:: RECORDS TO USE ::

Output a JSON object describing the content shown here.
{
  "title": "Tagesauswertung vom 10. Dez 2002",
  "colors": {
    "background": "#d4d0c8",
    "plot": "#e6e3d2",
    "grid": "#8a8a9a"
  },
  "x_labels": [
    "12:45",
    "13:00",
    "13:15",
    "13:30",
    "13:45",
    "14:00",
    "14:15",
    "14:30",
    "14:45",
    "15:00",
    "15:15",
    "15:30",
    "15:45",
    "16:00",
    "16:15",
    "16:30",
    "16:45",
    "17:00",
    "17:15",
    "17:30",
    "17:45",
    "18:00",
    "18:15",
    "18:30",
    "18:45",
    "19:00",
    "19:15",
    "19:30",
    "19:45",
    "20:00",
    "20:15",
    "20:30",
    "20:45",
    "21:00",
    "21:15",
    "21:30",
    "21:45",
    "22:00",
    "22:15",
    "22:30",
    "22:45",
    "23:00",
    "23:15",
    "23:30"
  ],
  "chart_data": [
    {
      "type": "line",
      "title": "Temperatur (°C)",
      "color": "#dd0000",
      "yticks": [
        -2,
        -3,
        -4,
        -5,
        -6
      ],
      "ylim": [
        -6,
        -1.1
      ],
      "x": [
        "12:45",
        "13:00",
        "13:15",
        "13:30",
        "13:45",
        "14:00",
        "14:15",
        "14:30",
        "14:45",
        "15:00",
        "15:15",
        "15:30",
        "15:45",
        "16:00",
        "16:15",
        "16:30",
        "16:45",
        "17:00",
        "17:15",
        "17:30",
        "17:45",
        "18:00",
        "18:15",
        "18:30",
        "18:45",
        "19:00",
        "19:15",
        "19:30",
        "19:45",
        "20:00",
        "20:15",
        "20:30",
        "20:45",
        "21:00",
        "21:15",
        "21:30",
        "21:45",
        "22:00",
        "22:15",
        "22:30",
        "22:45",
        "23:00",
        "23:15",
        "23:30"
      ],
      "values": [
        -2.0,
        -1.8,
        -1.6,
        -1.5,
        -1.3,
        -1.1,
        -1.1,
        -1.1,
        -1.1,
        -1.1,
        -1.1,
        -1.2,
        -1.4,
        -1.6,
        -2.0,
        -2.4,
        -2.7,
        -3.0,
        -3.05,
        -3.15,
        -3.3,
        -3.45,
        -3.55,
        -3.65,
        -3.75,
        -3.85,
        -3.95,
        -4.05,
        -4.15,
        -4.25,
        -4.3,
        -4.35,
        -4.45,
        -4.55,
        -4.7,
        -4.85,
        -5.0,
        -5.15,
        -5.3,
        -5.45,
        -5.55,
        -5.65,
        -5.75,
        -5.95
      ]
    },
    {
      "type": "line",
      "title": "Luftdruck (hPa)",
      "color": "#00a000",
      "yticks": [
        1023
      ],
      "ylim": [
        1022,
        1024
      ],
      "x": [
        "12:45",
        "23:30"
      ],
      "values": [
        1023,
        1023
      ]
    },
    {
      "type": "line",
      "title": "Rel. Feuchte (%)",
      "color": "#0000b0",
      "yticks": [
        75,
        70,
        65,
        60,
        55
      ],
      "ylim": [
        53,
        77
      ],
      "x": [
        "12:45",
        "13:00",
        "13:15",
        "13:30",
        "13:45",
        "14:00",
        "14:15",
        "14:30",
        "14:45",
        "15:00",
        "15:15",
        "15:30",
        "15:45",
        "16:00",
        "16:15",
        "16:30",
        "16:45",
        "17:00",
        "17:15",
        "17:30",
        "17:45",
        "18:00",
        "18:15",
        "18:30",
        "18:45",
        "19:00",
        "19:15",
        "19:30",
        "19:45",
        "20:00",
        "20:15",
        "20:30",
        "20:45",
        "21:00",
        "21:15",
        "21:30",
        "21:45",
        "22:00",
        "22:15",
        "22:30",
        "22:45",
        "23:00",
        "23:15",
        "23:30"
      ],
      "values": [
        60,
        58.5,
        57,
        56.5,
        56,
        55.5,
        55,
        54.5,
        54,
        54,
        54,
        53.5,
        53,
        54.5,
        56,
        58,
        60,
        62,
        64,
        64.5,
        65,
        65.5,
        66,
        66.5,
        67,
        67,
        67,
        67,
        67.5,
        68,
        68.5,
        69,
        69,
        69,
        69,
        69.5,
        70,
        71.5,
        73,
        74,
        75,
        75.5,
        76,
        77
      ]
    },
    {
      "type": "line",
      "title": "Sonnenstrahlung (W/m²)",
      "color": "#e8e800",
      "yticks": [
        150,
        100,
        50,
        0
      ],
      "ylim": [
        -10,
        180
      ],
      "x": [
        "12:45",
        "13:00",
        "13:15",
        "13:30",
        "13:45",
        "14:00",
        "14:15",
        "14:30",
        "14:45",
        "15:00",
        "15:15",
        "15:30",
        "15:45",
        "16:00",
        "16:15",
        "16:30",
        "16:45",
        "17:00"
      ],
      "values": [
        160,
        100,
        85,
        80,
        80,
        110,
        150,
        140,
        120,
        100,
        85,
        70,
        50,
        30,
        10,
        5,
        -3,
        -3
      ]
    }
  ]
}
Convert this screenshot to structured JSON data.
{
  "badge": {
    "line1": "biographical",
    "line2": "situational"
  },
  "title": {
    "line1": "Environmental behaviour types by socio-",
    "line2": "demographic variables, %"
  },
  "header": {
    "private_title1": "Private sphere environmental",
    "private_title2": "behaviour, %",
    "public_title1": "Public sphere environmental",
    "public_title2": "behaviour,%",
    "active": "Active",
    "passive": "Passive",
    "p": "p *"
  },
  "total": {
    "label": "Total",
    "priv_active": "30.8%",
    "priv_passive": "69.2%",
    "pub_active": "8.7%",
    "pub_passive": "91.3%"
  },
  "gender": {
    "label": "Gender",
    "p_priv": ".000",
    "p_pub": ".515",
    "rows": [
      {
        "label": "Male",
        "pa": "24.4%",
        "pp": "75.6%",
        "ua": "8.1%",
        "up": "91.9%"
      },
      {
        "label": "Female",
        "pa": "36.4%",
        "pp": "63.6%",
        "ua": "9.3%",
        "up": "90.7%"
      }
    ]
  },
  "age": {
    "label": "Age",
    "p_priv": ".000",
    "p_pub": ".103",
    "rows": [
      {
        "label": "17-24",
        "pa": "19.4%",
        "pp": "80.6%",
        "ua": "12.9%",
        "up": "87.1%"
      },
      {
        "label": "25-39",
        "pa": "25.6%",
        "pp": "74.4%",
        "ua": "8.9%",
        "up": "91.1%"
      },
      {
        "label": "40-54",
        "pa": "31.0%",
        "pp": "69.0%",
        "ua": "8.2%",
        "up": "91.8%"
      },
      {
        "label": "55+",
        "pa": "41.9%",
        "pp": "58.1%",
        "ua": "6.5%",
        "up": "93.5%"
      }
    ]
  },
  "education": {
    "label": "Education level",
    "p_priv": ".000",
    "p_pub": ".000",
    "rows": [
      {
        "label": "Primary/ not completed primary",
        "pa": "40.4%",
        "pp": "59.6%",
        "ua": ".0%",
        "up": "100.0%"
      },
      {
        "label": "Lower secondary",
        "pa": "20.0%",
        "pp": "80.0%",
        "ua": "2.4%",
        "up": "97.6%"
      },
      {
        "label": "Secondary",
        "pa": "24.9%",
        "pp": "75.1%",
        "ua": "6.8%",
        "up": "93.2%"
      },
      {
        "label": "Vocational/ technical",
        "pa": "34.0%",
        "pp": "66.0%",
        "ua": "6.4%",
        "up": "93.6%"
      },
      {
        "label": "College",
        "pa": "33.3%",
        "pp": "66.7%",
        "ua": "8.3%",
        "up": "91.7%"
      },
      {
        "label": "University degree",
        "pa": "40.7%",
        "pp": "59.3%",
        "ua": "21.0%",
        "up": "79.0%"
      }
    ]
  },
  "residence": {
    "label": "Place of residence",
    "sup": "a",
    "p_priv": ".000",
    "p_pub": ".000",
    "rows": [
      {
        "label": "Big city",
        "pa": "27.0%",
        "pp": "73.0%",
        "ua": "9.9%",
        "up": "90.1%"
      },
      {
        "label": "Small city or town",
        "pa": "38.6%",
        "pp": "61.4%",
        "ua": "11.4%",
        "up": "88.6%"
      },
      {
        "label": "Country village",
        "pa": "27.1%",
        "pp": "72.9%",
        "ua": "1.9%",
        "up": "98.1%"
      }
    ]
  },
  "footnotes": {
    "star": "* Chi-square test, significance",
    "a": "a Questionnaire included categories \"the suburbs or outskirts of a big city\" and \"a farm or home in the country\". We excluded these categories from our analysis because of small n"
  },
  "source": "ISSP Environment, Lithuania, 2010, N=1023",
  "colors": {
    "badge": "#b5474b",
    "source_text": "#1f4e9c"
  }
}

:::

**EXERCISE PROMPT**
Collect every line above that contains the word "city".

**REPLY**
        "label": "Big city",
        "label": "Small city or town",
    "a": "a Questionnaire included categories \"the suburbs or outskirts of a big city\" and \"a farm or home in the country\". We excluded these categories from our analysis because of small n"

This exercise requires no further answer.